* _Your task_
Return the lines where the word "with" occurs.

* _Excerpted records_
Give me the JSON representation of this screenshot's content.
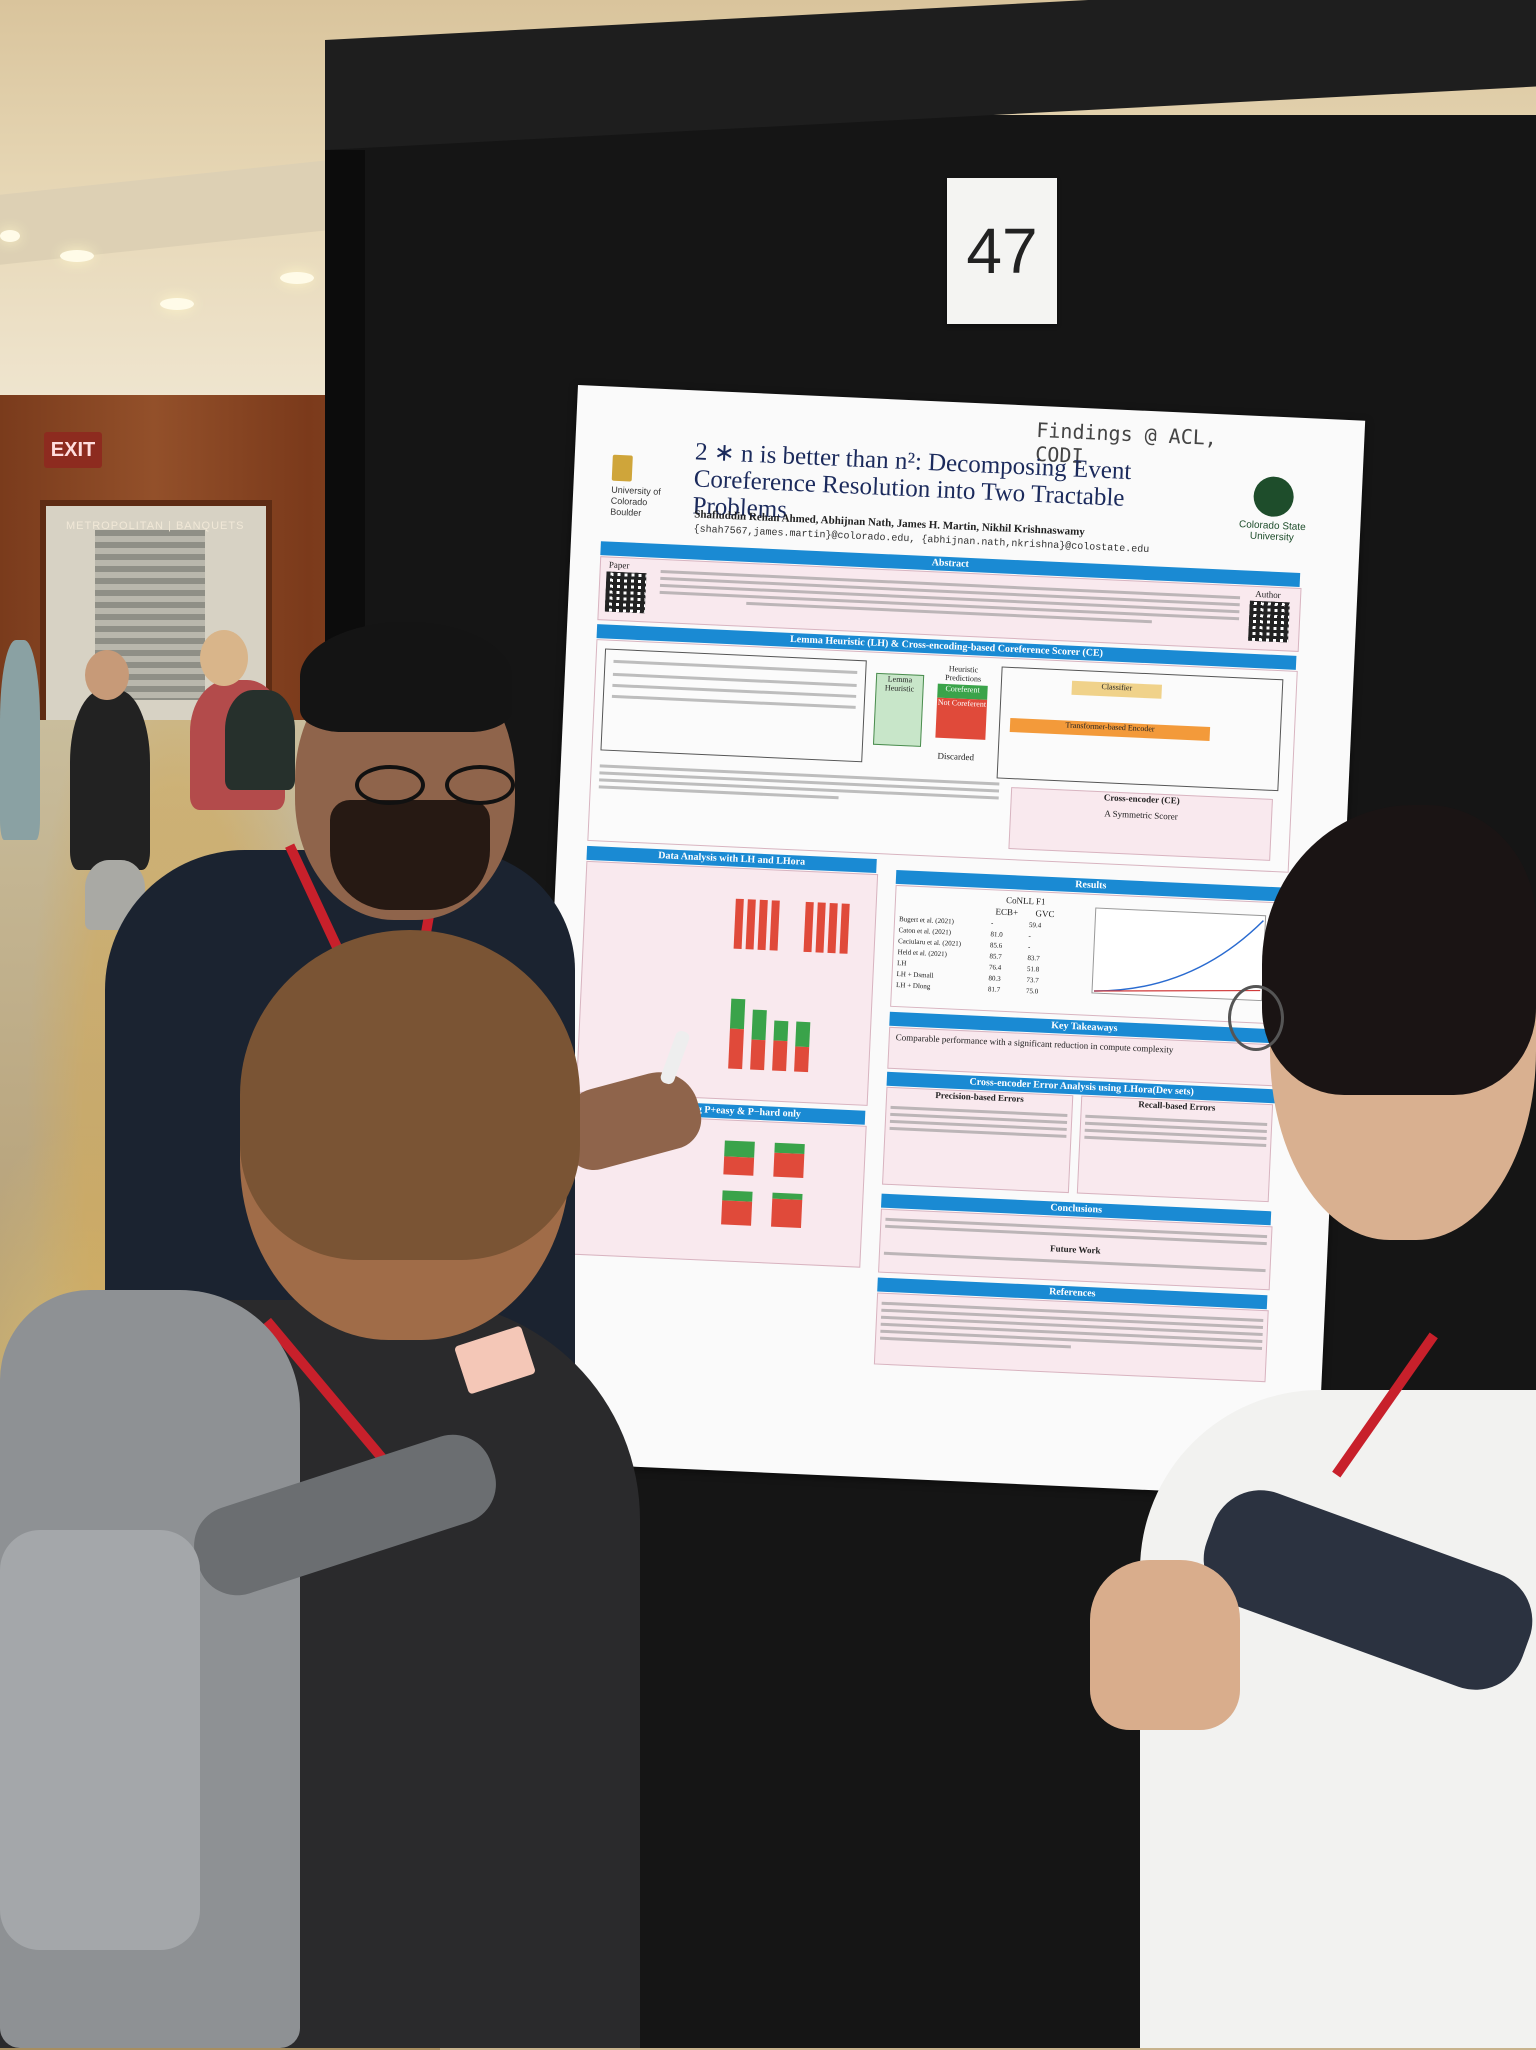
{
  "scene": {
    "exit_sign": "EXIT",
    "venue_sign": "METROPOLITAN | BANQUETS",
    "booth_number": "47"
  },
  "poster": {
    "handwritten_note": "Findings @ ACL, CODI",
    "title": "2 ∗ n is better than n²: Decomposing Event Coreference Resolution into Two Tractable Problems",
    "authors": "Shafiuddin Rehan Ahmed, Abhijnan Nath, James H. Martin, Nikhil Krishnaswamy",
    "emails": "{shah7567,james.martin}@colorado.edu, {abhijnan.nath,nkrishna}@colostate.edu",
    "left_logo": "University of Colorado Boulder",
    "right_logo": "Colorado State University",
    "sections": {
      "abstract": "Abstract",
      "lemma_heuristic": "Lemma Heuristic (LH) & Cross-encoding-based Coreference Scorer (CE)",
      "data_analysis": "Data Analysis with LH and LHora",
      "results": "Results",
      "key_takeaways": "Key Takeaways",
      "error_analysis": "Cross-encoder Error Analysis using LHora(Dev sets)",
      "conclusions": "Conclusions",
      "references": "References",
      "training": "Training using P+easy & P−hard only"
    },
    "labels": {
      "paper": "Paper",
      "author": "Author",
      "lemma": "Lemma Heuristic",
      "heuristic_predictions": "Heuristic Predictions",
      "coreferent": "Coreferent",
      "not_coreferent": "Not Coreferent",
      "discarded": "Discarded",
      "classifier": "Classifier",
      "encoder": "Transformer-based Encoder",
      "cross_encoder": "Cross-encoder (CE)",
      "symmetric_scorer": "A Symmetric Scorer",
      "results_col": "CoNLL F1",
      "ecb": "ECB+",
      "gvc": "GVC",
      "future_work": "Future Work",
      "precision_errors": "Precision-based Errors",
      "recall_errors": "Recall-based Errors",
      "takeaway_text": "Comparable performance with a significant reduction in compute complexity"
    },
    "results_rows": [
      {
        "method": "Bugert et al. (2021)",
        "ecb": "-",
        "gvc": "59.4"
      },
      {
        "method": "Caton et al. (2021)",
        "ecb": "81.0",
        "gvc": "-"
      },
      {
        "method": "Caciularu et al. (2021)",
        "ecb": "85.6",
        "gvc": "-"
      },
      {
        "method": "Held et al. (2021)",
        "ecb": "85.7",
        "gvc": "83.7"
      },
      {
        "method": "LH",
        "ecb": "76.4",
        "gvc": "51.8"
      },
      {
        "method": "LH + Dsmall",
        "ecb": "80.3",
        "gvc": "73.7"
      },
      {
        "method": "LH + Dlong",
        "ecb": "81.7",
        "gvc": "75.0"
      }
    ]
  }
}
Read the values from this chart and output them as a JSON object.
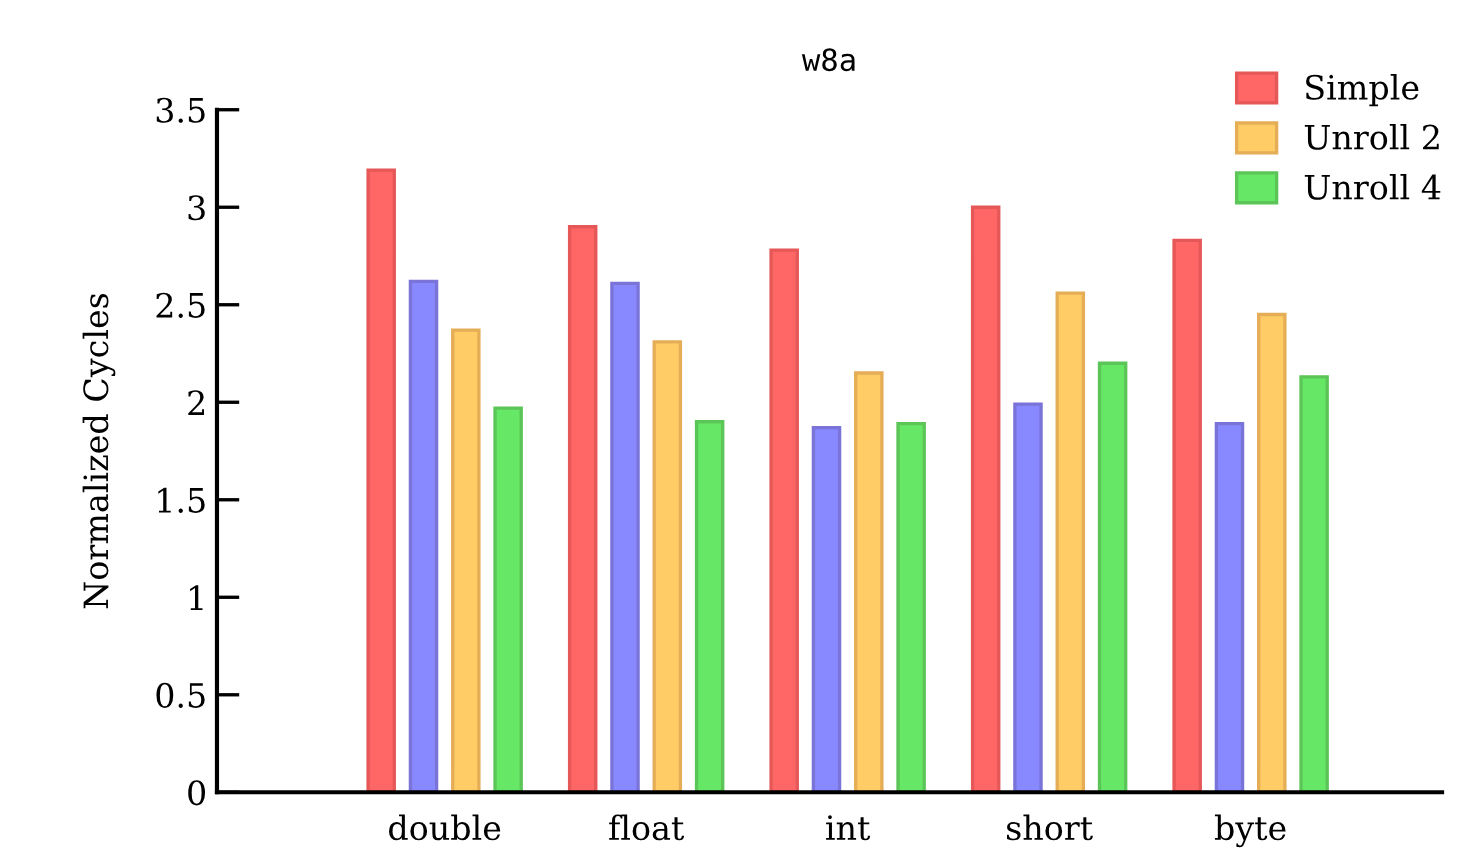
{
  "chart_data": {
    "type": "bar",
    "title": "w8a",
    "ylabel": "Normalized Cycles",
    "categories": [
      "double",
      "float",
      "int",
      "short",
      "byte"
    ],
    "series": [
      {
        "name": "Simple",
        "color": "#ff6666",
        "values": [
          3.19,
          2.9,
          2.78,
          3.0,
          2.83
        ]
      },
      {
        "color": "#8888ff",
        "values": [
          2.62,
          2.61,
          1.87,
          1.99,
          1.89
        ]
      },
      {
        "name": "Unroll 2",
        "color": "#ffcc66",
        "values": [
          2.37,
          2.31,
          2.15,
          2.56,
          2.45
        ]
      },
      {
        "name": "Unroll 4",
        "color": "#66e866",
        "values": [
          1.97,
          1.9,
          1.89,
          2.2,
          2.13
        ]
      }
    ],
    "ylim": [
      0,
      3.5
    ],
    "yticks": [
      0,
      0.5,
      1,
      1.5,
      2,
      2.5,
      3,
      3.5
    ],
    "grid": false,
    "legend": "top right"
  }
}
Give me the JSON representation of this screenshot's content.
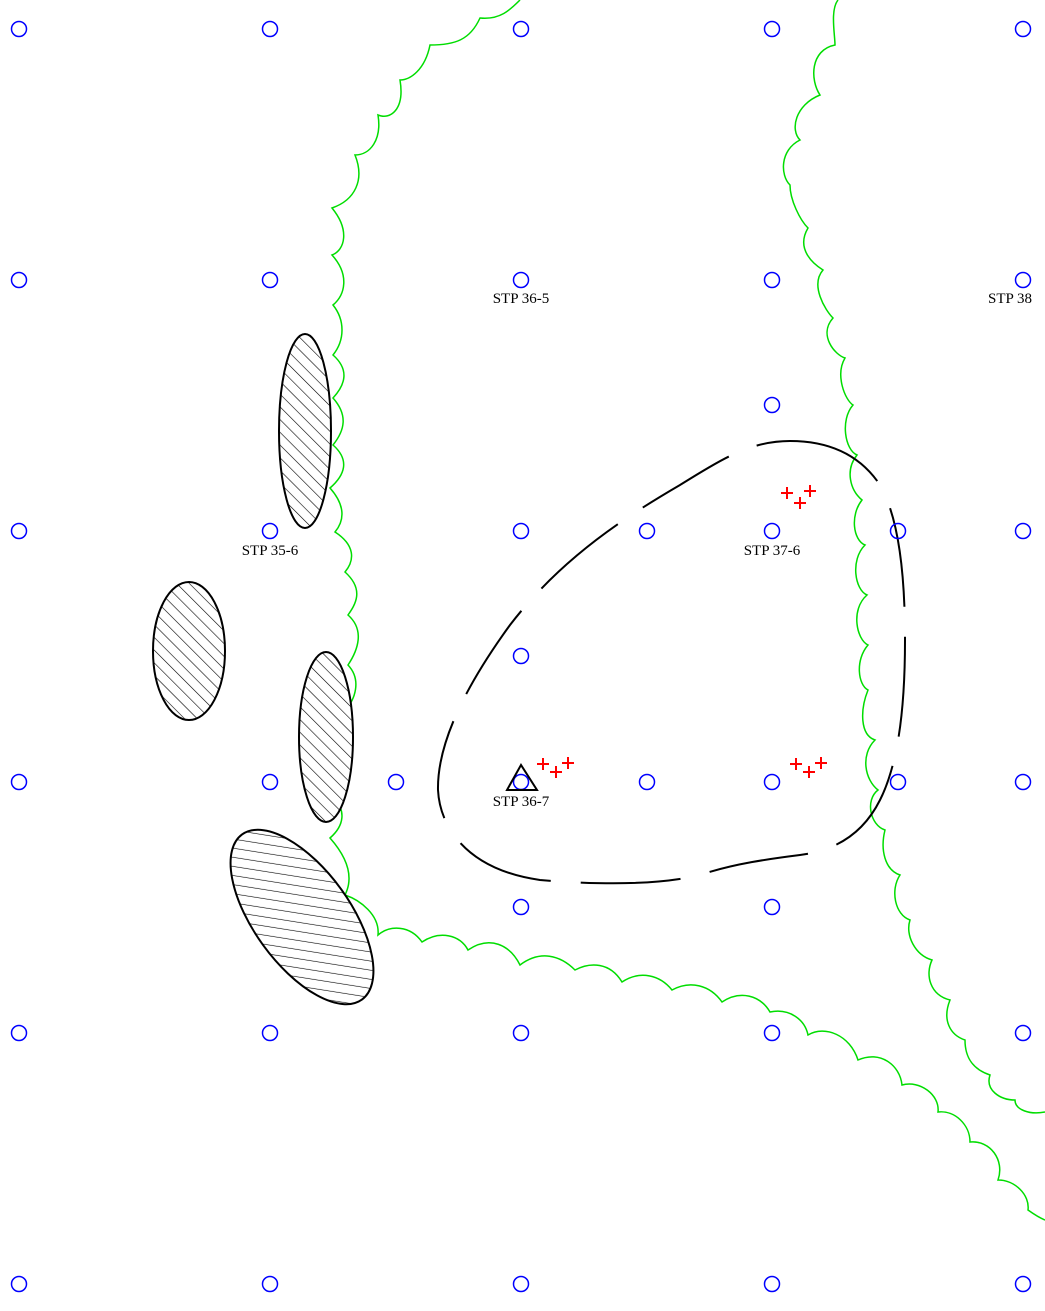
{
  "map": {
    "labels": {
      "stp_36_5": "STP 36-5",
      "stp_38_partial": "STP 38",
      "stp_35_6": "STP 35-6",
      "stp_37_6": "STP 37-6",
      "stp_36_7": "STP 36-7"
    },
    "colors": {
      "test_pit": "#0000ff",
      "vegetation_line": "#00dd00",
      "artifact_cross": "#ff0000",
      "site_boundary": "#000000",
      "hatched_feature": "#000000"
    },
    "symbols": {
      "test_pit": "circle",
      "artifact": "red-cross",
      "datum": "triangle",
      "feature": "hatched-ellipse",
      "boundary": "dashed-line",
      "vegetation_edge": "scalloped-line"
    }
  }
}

* _Result of the task_
      "data_analysis": "Data Analysis with LH and LHora",
      "takeaway_text": "Comparable performance with a significant reduction in compute complexity"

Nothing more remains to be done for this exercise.